> [WHAT YOU SHOULD DO] With the pictures omitted, write out the entries that follow exactly as they stand.

> [INPUT DATA]

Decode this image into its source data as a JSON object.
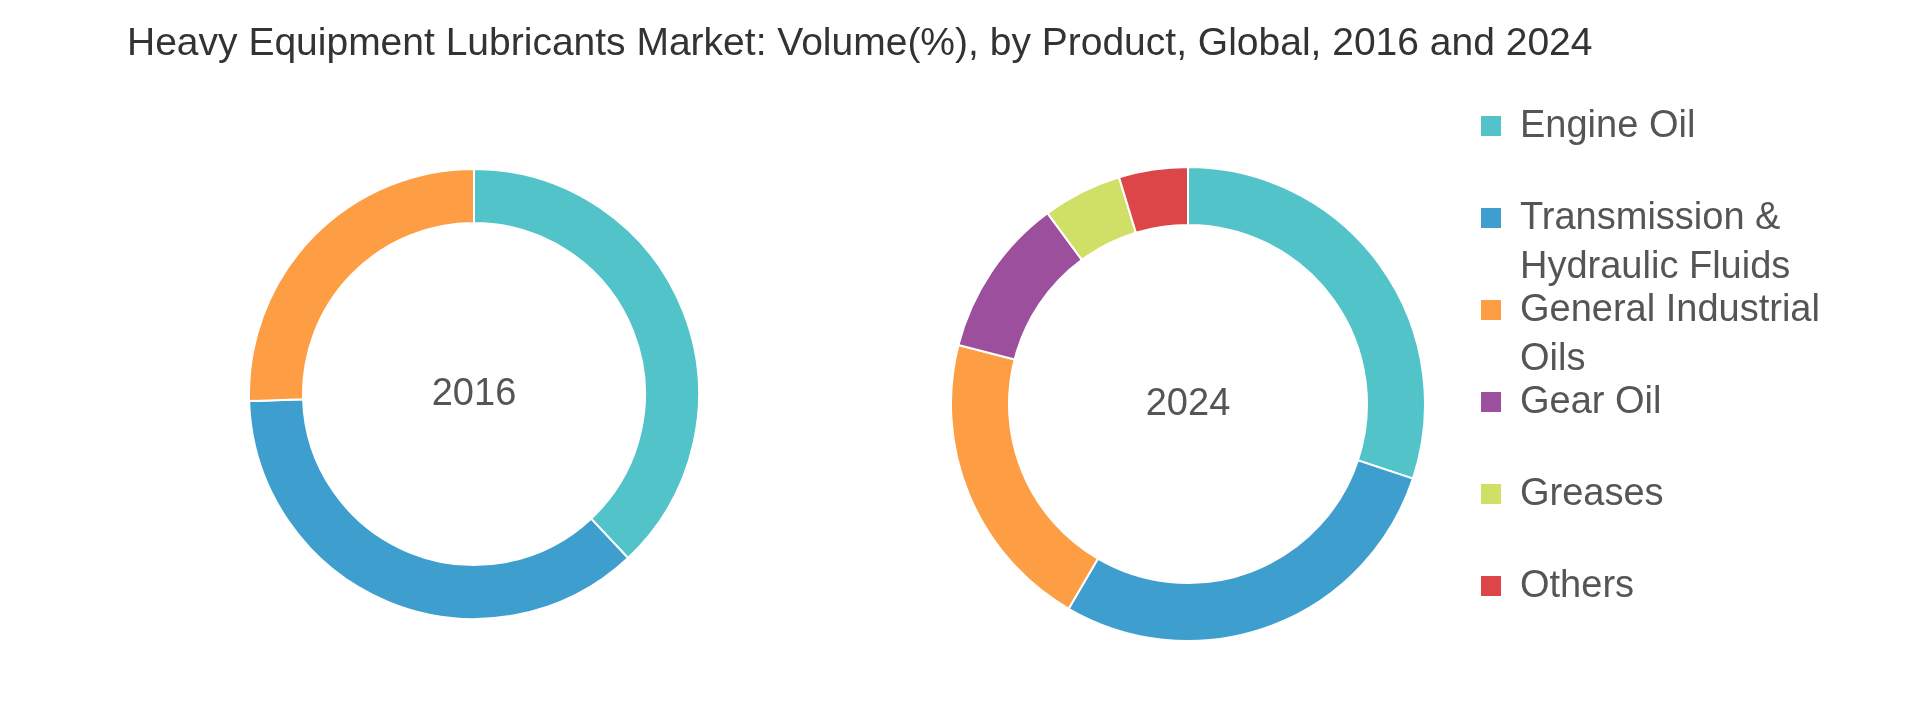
{
  "chart_data": {
    "type": "donut",
    "title": "Heavy Equipment Lubricants Market: Volume(%), by Product, Global, 2016 and 2024",
    "categories": [
      "Engine Oil",
      "Transmission & Hydraulic Fluids",
      "General Industrial Oils",
      "Gear Oil",
      "Greases",
      "Others"
    ],
    "colors": [
      "#52c3c8",
      "#3e9ece",
      "#fd9d44",
      "#9b4f9d",
      "#d0df66",
      "#dd4649"
    ],
    "series": [
      {
        "name": "2016",
        "values": [
          38.0,
          36.5,
          25.5,
          null,
          null,
          null
        ]
      },
      {
        "name": "2024",
        "values": [
          30.1,
          28.3,
          20.6,
          10.9,
          5.4,
          4.7
        ]
      }
    ],
    "legend": "right"
  }
}
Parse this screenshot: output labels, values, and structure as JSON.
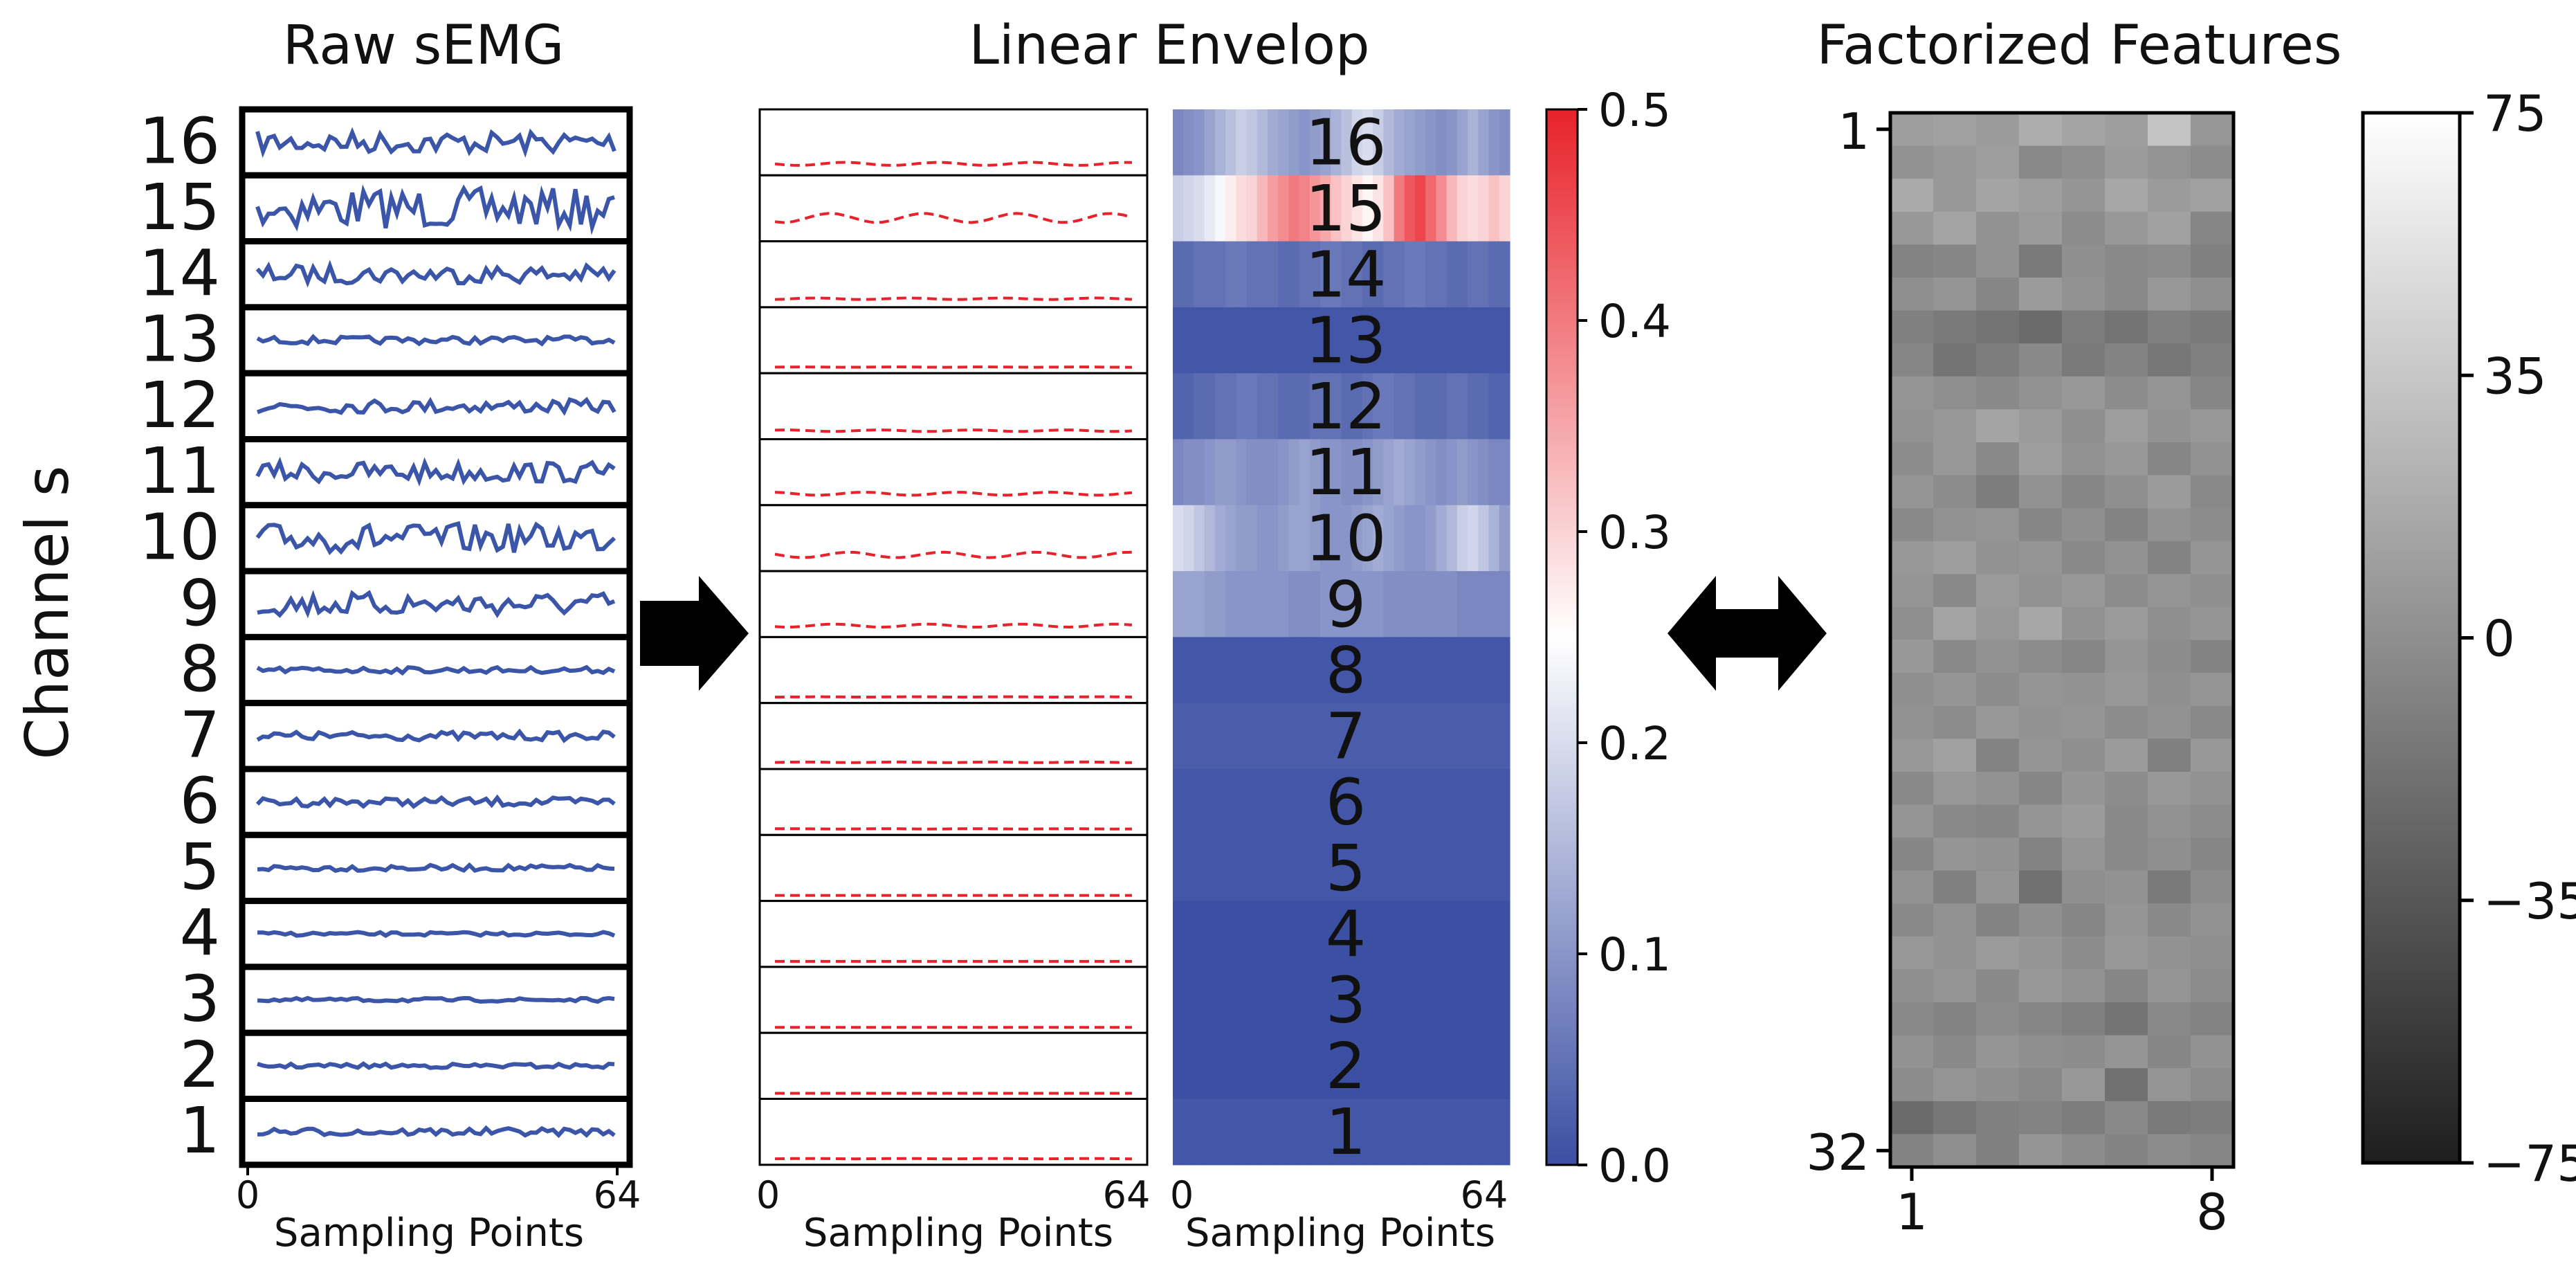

> [ANSWER TO THIS PROBLEM]
Decode this image into its source data as a JSON object.
{
  "chart_data": {
    "type": "donut",
    "title": "Heavy Equipment Lubricants Market: Volume(%), by Product, Global, 2016 and 2024",
    "categories": [
      "Engine Oil",
      "Transmission & Hydraulic Fluids",
      "General Industrial Oils",
      "Gear Oil",
      "Greases",
      "Others"
    ],
    "colors": [
      "#52c3c8",
      "#3e9ece",
      "#fd9d44",
      "#9b4f9d",
      "#d0df66",
      "#dd4649"
    ],
    "series": [
      {
        "name": "2016",
        "values": [
          38.0,
          36.5,
          25.5,
          null,
          null,
          null
        ]
      },
      {
        "name": "2024",
        "values": [
          30.1,
          28.3,
          20.6,
          10.9,
          5.4,
          4.7
        ]
      }
    ],
    "legend": "right"
  }
}
Parse this screenshot: output labels, values, and structure as JSON.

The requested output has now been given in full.